To do:
Exactly repeat all the records below, omitting the images they hold.

Data:
*****

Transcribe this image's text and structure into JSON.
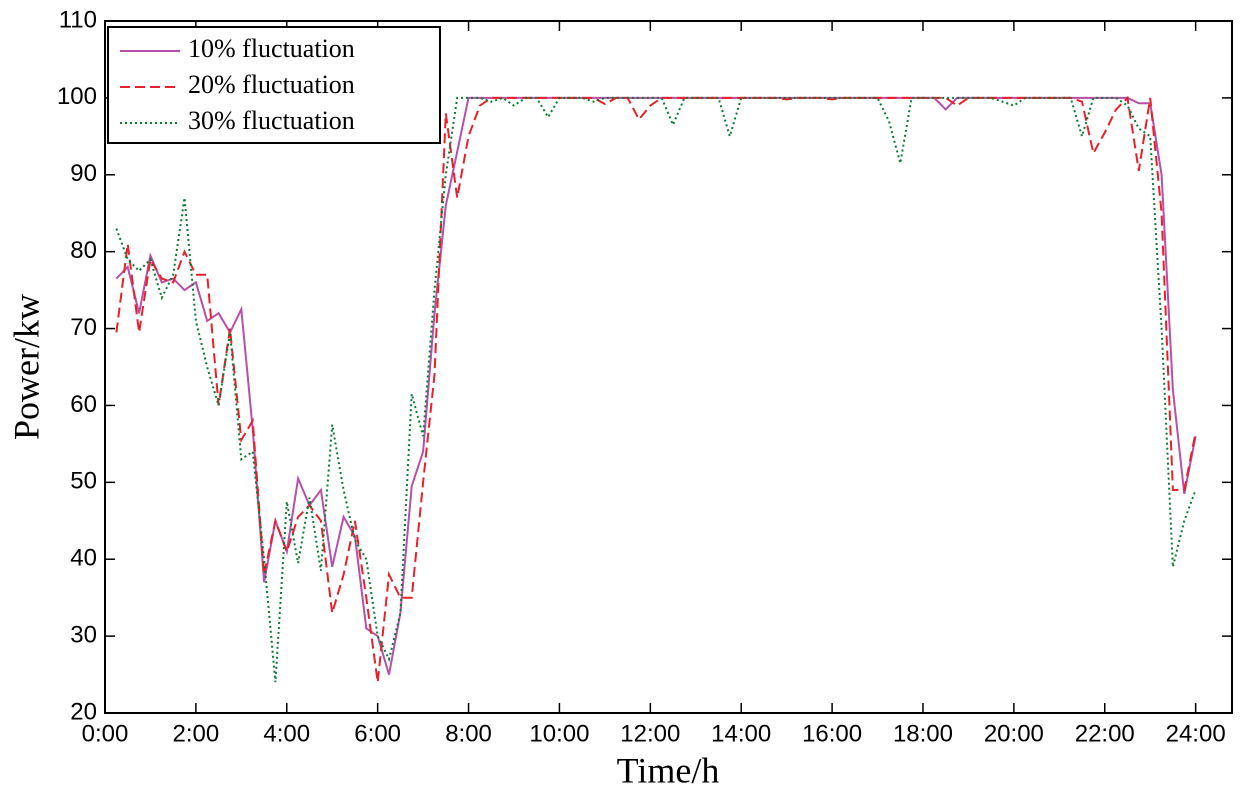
{
  "chart_data": {
    "type": "line",
    "x_label": "Time/h",
    "y_label": "Power/kw",
    "x": [
      0.25,
      0.5,
      0.75,
      1,
      1.25,
      1.5,
      1.75,
      2,
      2.25,
      2.5,
      2.75,
      3,
      3.25,
      3.5,
      3.75,
      4,
      4.25,
      4.5,
      4.75,
      5,
      5.25,
      5.5,
      5.75,
      6,
      6.25,
      6.5,
      6.75,
      7,
      7.25,
      7.5,
      7.75,
      8,
      8.25,
      8.5,
      8.75,
      9,
      9.25,
      9.5,
      9.75,
      10,
      10.25,
      10.5,
      10.75,
      11,
      11.25,
      11.5,
      11.75,
      12,
      12.25,
      12.5,
      12.75,
      13,
      13.25,
      13.5,
      13.75,
      14,
      14.25,
      14.5,
      14.75,
      15,
      15.25,
      15.5,
      15.75,
      16,
      16.25,
      16.5,
      16.75,
      17,
      17.25,
      17.5,
      17.75,
      18,
      18.25,
      18.5,
      18.75,
      19,
      19.25,
      19.5,
      19.75,
      20,
      20.25,
      20.5,
      20.75,
      21,
      21.25,
      21.5,
      21.75,
      22,
      22.25,
      22.5,
      22.75,
      23,
      23.25,
      23.5,
      23.75,
      24
    ],
    "series": [
      {
        "name": "10% fluctuation",
        "color": "#b84fa8",
        "dash": "solid",
        "values": [
          76.5,
          78,
          72,
          79.5,
          76,
          76.5,
          75,
          76,
          71,
          72,
          69.5,
          72.5,
          57,
          37,
          45,
          41,
          50.5,
          47,
          49,
          39,
          45.5,
          43,
          31,
          30,
          25,
          33,
          49.5,
          54,
          72,
          86,
          93,
          100,
          100,
          100,
          100,
          100,
          100,
          100,
          100,
          100,
          100,
          100,
          100,
          100,
          100,
          100,
          100,
          100,
          100,
          100,
          100,
          100,
          100,
          100,
          100,
          100,
          100,
          100,
          100,
          100,
          100,
          100,
          100,
          100,
          100,
          100,
          100,
          100,
          100,
          100,
          100,
          100,
          100,
          98.5,
          100,
          100,
          100,
          100,
          100,
          100,
          100,
          100,
          100,
          100,
          100,
          100,
          100,
          100,
          100,
          100,
          99.3,
          99.3,
          90,
          62,
          48.5,
          56
        ]
      },
      {
        "name": "20% fluctuation",
        "color": "#e8202a",
        "dash": "dashed",
        "values": [
          69.5,
          81,
          69.5,
          79,
          76.5,
          76,
          80,
          77,
          77,
          60,
          70,
          55.5,
          58,
          38,
          45,
          41,
          45.5,
          47,
          45,
          33,
          38,
          45,
          35,
          24,
          38,
          35,
          35,
          50,
          64,
          98,
          87,
          95,
          99,
          100,
          100,
          100,
          100,
          100,
          100,
          100,
          100,
          100,
          100,
          99.2,
          100,
          100,
          97.2,
          99,
          100,
          100,
          100,
          100,
          100,
          100,
          100,
          100,
          100,
          100,
          100,
          99.8,
          100,
          100,
          100,
          99.8,
          100,
          100,
          100,
          100,
          100,
          100,
          100,
          100,
          100,
          100,
          99,
          100,
          100,
          100,
          100,
          100,
          100,
          100,
          100,
          100,
          100,
          99.5,
          92.8,
          95.5,
          98.5,
          100,
          90.5,
          100,
          85,
          49,
          49,
          56.5
        ]
      },
      {
        "name": "30% fluctuation",
        "color": "#0a7a30",
        "dash": "dotted",
        "values": [
          83,
          79,
          77.5,
          79,
          74,
          77,
          87,
          71,
          65,
          60,
          69.5,
          53,
          54,
          40,
          24,
          47.5,
          39.5,
          48,
          38.5,
          57.5,
          49,
          42.5,
          40,
          30,
          27,
          33,
          61.5,
          56,
          75,
          90,
          100,
          100,
          100,
          99.5,
          100,
          99,
          100,
          100,
          97.5,
          100,
          100,
          100,
          99.5,
          100,
          100,
          100,
          100,
          100,
          100,
          96.5,
          100,
          100,
          100,
          100,
          95,
          100,
          100,
          100,
          100,
          100,
          100,
          100,
          100,
          100,
          100,
          100,
          100,
          100,
          97,
          91.5,
          100,
          100,
          100,
          100,
          100,
          100,
          100,
          100,
          99.5,
          99,
          100,
          100,
          100,
          100,
          100,
          95,
          100,
          100,
          100,
          99,
          96,
          95,
          70,
          39,
          45,
          49
        ]
      }
    ],
    "xlim": [
      0,
      24.8
    ],
    "ylim": [
      20,
      110
    ],
    "xticks": [
      {
        "value": 0,
        "label": "0:00"
      },
      {
        "value": 2,
        "label": "2:00"
      },
      {
        "value": 4,
        "label": "4:00"
      },
      {
        "value": 6,
        "label": "6:00"
      },
      {
        "value": 8,
        "label": "8:00"
      },
      {
        "value": 10,
        "label": "10:00"
      },
      {
        "value": 12,
        "label": "12:00"
      },
      {
        "value": 14,
        "label": "14:00"
      },
      {
        "value": 16,
        "label": "16:00"
      },
      {
        "value": 18,
        "label": "18:00"
      },
      {
        "value": 20,
        "label": "20:00"
      },
      {
        "value": 22,
        "label": "22:00"
      },
      {
        "value": 24,
        "label": "24:00"
      }
    ],
    "yticks": [
      20,
      30,
      40,
      50,
      60,
      70,
      80,
      90,
      100,
      110
    ],
    "grid": false,
    "legend": "upper left"
  }
}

*****

Task answer:
Transcribe this image's text and structure into JSON.
{
  "chart_data": {
    "type": "line",
    "x_label": "Time/h",
    "y_label": "Power/kw",
    "x": [
      0.25,
      0.5,
      0.75,
      1,
      1.25,
      1.5,
      1.75,
      2,
      2.25,
      2.5,
      2.75,
      3,
      3.25,
      3.5,
      3.75,
      4,
      4.25,
      4.5,
      4.75,
      5,
      5.25,
      5.5,
      5.75,
      6,
      6.25,
      6.5,
      6.75,
      7,
      7.25,
      7.5,
      7.75,
      8,
      8.25,
      8.5,
      8.75,
      9,
      9.25,
      9.5,
      9.75,
      10,
      10.25,
      10.5,
      10.75,
      11,
      11.25,
      11.5,
      11.75,
      12,
      12.25,
      12.5,
      12.75,
      13,
      13.25,
      13.5,
      13.75,
      14,
      14.25,
      14.5,
      14.75,
      15,
      15.25,
      15.5,
      15.75,
      16,
      16.25,
      16.5,
      16.75,
      17,
      17.25,
      17.5,
      17.75,
      18,
      18.25,
      18.5,
      18.75,
      19,
      19.25,
      19.5,
      19.75,
      20,
      20.25,
      20.5,
      20.75,
      21,
      21.25,
      21.5,
      21.75,
      22,
      22.25,
      22.5,
      22.75,
      23,
      23.25,
      23.5,
      23.75,
      24
    ],
    "series": [
      {
        "name": "10% fluctuation",
        "color": "#b84fa8",
        "dash": "solid",
        "values": [
          76.5,
          78,
          72,
          79.5,
          76,
          76.5,
          75,
          76,
          71,
          72,
          69.5,
          72.5,
          57,
          37,
          45,
          41,
          50.5,
          47,
          49,
          39,
          45.5,
          43,
          31,
          30,
          25,
          33,
          49.5,
          54,
          72,
          86,
          93,
          100,
          100,
          100,
          100,
          100,
          100,
          100,
          100,
          100,
          100,
          100,
          100,
          100,
          100,
          100,
          100,
          100,
          100,
          100,
          100,
          100,
          100,
          100,
          100,
          100,
          100,
          100,
          100,
          100,
          100,
          100,
          100,
          100,
          100,
          100,
          100,
          100,
          100,
          100,
          100,
          100,
          100,
          98.5,
          100,
          100,
          100,
          100,
          100,
          100,
          100,
          100,
          100,
          100,
          100,
          100,
          100,
          100,
          100,
          100,
          99.3,
          99.3,
          90,
          62,
          48.5,
          56
        ]
      },
      {
        "name": "20% fluctuation",
        "color": "#e8202a",
        "dash": "dashed",
        "values": [
          69.5,
          81,
          69.5,
          79,
          76.5,
          76,
          80,
          77,
          77,
          60,
          70,
          55.5,
          58,
          38,
          45,
          41,
          45.5,
          47,
          45,
          33,
          38,
          45,
          35,
          24,
          38,
          35,
          35,
          50,
          64,
          98,
          87,
          95,
          99,
          100,
          100,
          100,
          100,
          100,
          100,
          100,
          100,
          100,
          100,
          99.2,
          100,
          100,
          97.2,
          99,
          100,
          100,
          100,
          100,
          100,
          100,
          100,
          100,
          100,
          100,
          100,
          99.8,
          100,
          100,
          100,
          99.8,
          100,
          100,
          100,
          100,
          100,
          100,
          100,
          100,
          100,
          100,
          99,
          100,
          100,
          100,
          100,
          100,
          100,
          100,
          100,
          100,
          100,
          99.5,
          92.8,
          95.5,
          98.5,
          100,
          90.5,
          100,
          85,
          49,
          49,
          56.5
        ]
      },
      {
        "name": "30% fluctuation",
        "color": "#0a7a30",
        "dash": "dotted",
        "values": [
          83,
          79,
          77.5,
          79,
          74,
          77,
          87,
          71,
          65,
          60,
          69.5,
          53,
          54,
          40,
          24,
          47.5,
          39.5,
          48,
          38.5,
          57.5,
          49,
          42.5,
          40,
          30,
          27,
          33,
          61.5,
          56,
          75,
          90,
          100,
          100,
          100,
          99.5,
          100,
          99,
          100,
          100,
          97.5,
          100,
          100,
          100,
          99.5,
          100,
          100,
          100,
          100,
          100,
          100,
          96.5,
          100,
          100,
          100,
          100,
          95,
          100,
          100,
          100,
          100,
          100,
          100,
          100,
          100,
          100,
          100,
          100,
          100,
          100,
          97,
          91.5,
          100,
          100,
          100,
          100,
          100,
          100,
          100,
          100,
          99.5,
          99,
          100,
          100,
          100,
          100,
          100,
          95,
          100,
          100,
          100,
          99,
          96,
          95,
          70,
          39,
          45,
          49
        ]
      }
    ],
    "xlim": [
      0,
      24.8
    ],
    "ylim": [
      20,
      110
    ],
    "xticks": [
      {
        "value": 0,
        "label": "0:00"
      },
      {
        "value": 2,
        "label": "2:00"
      },
      {
        "value": 4,
        "label": "4:00"
      },
      {
        "value": 6,
        "label": "6:00"
      },
      {
        "value": 8,
        "label": "8:00"
      },
      {
        "value": 10,
        "label": "10:00"
      },
      {
        "value": 12,
        "label": "12:00"
      },
      {
        "value": 14,
        "label": "14:00"
      },
      {
        "value": 16,
        "label": "16:00"
      },
      {
        "value": 18,
        "label": "18:00"
      },
      {
        "value": 20,
        "label": "20:00"
      },
      {
        "value": 22,
        "label": "22:00"
      },
      {
        "value": 24,
        "label": "24:00"
      }
    ],
    "yticks": [
      20,
      30,
      40,
      50,
      60,
      70,
      80,
      90,
      100,
      110
    ],
    "grid": false,
    "legend": "upper left"
  }
}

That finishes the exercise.